Part of a data file:
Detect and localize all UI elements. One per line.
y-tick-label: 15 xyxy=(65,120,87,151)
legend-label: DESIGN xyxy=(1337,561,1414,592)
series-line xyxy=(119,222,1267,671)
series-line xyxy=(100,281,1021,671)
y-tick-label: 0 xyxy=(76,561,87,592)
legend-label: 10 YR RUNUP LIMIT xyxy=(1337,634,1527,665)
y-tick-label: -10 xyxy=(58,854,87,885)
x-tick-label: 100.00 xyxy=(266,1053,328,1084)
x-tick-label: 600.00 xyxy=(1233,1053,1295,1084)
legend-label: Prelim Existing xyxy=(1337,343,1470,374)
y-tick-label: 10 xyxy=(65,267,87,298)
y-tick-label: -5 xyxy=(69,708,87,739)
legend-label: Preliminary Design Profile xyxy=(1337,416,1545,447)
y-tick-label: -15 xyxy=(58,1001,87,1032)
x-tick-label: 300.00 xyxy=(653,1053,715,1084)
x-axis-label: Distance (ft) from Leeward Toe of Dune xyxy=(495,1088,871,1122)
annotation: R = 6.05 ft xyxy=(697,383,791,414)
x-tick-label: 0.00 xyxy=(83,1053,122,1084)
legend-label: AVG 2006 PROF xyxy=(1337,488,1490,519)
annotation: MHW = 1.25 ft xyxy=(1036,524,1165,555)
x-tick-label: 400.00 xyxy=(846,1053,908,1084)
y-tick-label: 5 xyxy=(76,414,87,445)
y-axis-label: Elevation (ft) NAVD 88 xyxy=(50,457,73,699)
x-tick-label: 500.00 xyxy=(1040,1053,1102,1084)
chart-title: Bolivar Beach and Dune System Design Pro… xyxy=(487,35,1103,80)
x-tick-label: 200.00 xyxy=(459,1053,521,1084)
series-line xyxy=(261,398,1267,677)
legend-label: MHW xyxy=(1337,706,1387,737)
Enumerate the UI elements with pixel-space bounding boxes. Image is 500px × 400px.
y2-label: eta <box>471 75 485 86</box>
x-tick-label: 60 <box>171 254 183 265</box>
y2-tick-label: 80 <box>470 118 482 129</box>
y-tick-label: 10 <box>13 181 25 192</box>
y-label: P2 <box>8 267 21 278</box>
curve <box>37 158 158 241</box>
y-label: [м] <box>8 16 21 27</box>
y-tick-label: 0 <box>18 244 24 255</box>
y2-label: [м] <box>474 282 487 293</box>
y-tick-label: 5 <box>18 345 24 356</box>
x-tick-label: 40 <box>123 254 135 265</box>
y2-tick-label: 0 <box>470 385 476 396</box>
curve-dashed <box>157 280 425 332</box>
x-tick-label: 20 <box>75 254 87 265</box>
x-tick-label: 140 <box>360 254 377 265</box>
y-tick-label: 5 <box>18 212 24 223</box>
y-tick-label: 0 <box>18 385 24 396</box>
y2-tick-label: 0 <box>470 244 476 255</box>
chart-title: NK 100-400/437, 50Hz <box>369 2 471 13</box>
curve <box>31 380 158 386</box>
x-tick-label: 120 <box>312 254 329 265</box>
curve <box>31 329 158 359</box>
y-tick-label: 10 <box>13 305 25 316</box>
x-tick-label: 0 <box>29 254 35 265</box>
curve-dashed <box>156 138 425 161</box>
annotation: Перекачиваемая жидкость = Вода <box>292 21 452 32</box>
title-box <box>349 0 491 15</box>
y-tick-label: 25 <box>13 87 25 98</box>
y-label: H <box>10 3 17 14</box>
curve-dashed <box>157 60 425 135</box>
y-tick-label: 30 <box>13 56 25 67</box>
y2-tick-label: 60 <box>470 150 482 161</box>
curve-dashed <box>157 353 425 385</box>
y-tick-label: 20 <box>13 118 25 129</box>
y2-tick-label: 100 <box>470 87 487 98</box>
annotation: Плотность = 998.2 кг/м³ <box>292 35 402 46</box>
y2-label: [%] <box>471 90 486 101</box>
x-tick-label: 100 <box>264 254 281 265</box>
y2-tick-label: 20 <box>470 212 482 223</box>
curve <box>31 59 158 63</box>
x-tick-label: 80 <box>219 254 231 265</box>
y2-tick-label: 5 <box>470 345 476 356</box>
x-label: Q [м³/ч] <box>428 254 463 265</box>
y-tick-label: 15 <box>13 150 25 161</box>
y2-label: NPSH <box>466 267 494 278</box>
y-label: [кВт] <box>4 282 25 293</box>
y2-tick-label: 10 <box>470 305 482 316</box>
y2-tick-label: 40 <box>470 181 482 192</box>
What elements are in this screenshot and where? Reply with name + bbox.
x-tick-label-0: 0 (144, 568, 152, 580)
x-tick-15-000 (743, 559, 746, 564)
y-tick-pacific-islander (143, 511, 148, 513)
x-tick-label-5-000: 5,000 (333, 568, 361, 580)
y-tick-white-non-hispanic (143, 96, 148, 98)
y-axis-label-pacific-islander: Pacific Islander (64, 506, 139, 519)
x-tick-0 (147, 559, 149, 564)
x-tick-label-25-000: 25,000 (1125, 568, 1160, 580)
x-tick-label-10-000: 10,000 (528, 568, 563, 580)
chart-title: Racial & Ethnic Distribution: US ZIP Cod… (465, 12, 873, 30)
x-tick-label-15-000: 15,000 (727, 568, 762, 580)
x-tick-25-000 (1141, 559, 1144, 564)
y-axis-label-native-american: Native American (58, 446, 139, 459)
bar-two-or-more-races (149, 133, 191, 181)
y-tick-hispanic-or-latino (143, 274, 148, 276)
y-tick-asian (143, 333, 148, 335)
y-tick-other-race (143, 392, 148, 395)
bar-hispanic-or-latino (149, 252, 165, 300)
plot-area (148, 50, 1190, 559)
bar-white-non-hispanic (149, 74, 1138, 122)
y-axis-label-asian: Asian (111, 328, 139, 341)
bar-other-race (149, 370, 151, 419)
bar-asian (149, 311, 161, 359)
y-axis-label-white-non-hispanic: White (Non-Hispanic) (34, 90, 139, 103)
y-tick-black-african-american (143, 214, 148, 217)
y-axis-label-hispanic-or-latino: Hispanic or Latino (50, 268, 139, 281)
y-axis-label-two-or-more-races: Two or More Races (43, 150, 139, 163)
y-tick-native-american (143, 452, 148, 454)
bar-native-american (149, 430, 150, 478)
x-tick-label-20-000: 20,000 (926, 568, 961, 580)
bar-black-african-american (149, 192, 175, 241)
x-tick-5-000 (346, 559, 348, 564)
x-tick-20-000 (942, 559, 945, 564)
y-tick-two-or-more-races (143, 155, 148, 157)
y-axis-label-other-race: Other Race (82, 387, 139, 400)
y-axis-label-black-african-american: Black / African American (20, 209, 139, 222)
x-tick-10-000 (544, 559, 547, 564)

### What the task asks
Report every row of the data file above that contains the word "with", copying each such row in full.

### Reply to the exercise
Enumerate the UI elements with pixel-space bounding boxes. Image is 500px × 400px.
What elements are in this screenshot and where? Reply with name + bbox.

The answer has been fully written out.